*What you should do*
Check every line of the data below for the string "JSON", and copy the ones that hold it.

********

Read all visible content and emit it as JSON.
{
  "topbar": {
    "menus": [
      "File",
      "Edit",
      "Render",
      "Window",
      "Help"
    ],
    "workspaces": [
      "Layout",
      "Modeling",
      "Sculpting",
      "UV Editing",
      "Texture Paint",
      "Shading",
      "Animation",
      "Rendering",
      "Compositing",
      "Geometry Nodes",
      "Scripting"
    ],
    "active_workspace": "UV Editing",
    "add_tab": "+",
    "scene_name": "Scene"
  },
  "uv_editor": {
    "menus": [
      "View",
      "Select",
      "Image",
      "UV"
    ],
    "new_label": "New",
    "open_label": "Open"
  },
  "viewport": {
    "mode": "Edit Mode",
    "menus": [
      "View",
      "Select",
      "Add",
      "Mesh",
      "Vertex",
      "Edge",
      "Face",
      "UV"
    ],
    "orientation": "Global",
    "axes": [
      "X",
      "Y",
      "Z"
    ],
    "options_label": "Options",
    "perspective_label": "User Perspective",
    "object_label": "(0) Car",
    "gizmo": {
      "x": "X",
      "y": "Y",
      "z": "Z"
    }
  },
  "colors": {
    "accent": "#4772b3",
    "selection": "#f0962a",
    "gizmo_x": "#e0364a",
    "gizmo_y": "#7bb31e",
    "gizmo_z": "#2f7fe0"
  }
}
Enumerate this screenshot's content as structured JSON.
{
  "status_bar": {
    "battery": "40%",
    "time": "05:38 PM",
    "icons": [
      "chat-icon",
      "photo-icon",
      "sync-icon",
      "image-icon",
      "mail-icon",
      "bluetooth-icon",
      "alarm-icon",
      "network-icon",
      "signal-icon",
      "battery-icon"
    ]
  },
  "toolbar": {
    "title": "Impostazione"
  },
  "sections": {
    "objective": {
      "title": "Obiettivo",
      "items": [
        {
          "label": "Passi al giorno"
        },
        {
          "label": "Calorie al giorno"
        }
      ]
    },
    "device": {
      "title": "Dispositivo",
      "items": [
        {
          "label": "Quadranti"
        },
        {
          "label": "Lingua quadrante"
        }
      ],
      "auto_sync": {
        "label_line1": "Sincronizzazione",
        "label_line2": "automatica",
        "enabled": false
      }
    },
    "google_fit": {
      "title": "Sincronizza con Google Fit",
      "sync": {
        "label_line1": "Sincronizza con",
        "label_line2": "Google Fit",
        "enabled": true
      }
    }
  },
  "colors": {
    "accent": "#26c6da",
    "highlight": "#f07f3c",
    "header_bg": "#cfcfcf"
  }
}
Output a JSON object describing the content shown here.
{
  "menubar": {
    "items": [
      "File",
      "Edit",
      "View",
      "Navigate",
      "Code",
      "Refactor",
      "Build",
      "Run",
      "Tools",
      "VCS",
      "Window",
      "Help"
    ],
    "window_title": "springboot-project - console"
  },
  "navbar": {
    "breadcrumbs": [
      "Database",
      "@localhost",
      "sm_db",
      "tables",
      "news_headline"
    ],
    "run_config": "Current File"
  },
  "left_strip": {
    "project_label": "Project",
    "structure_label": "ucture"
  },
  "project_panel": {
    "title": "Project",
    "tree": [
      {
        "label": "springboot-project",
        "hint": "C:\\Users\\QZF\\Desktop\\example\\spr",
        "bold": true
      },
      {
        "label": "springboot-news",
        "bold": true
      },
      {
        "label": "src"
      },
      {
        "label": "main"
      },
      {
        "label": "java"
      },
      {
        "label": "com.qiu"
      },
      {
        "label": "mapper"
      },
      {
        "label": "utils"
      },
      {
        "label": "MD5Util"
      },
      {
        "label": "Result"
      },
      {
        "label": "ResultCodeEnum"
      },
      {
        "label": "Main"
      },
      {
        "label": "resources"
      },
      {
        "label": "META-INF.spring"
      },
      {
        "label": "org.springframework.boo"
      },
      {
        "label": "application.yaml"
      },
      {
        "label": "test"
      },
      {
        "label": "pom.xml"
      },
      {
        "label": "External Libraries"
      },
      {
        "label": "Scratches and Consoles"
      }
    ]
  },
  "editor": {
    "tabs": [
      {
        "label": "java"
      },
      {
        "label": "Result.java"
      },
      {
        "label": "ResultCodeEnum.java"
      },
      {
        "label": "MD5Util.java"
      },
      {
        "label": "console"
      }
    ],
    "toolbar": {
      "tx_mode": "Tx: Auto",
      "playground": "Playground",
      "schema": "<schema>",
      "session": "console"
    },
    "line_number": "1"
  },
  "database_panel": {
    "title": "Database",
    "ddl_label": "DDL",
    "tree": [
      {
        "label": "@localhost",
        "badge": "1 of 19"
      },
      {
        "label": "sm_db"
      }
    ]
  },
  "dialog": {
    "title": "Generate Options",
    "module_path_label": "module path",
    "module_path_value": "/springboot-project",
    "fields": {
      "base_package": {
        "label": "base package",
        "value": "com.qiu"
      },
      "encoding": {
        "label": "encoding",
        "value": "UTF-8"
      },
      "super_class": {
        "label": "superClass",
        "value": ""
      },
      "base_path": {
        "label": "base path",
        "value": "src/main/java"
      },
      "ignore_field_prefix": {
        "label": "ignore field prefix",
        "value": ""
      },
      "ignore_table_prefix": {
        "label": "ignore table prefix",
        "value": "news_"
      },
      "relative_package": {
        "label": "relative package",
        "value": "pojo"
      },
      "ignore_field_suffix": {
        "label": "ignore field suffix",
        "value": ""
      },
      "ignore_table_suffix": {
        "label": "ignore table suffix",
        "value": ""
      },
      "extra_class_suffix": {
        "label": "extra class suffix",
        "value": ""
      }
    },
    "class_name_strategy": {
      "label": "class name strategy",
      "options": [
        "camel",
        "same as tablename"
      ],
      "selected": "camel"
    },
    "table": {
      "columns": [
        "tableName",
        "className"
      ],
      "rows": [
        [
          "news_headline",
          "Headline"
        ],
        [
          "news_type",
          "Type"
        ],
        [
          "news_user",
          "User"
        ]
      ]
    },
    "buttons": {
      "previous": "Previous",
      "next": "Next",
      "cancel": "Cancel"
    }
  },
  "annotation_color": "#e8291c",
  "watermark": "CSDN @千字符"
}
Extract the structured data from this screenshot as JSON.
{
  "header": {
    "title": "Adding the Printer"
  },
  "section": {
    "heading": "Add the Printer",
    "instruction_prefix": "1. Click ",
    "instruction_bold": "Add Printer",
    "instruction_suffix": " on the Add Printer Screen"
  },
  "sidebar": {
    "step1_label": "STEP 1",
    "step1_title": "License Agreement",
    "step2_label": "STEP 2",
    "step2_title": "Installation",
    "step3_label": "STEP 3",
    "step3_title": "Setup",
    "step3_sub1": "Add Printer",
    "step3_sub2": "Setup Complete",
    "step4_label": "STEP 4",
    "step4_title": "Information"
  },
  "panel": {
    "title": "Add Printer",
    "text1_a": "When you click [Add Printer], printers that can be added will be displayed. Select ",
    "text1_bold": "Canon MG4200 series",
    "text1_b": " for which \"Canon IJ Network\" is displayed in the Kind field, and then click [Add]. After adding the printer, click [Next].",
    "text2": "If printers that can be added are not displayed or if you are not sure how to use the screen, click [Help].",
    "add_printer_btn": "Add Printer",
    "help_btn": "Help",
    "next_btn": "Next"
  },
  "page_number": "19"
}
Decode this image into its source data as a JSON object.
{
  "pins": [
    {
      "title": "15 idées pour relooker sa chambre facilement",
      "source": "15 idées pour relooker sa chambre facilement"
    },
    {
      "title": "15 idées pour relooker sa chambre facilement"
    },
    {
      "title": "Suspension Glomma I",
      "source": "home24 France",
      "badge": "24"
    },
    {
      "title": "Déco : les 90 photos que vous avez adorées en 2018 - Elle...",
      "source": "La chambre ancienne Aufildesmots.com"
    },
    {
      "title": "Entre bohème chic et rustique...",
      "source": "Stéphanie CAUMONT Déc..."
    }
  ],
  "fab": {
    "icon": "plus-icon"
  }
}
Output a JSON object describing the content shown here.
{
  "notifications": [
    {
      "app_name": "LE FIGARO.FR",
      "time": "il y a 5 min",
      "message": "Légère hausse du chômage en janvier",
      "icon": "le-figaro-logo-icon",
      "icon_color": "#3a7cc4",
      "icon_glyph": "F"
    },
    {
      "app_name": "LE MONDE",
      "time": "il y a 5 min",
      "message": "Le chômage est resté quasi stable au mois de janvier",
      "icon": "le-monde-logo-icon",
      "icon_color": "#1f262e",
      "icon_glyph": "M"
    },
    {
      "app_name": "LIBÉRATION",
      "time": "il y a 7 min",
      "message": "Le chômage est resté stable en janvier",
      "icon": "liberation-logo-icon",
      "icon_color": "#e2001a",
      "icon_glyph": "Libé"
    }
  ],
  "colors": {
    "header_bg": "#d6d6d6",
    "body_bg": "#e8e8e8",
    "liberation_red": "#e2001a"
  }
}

********

*The completed task*
Read all visible content and emit it as JSON.
Enumerate this screenshot's content as structured JSON.
Output a JSON object describing the content shown here.
Extract the structured data from this screenshot as JSON.
Decode this image into its source data as a JSON object.
Output a JSON object describing the content shown here.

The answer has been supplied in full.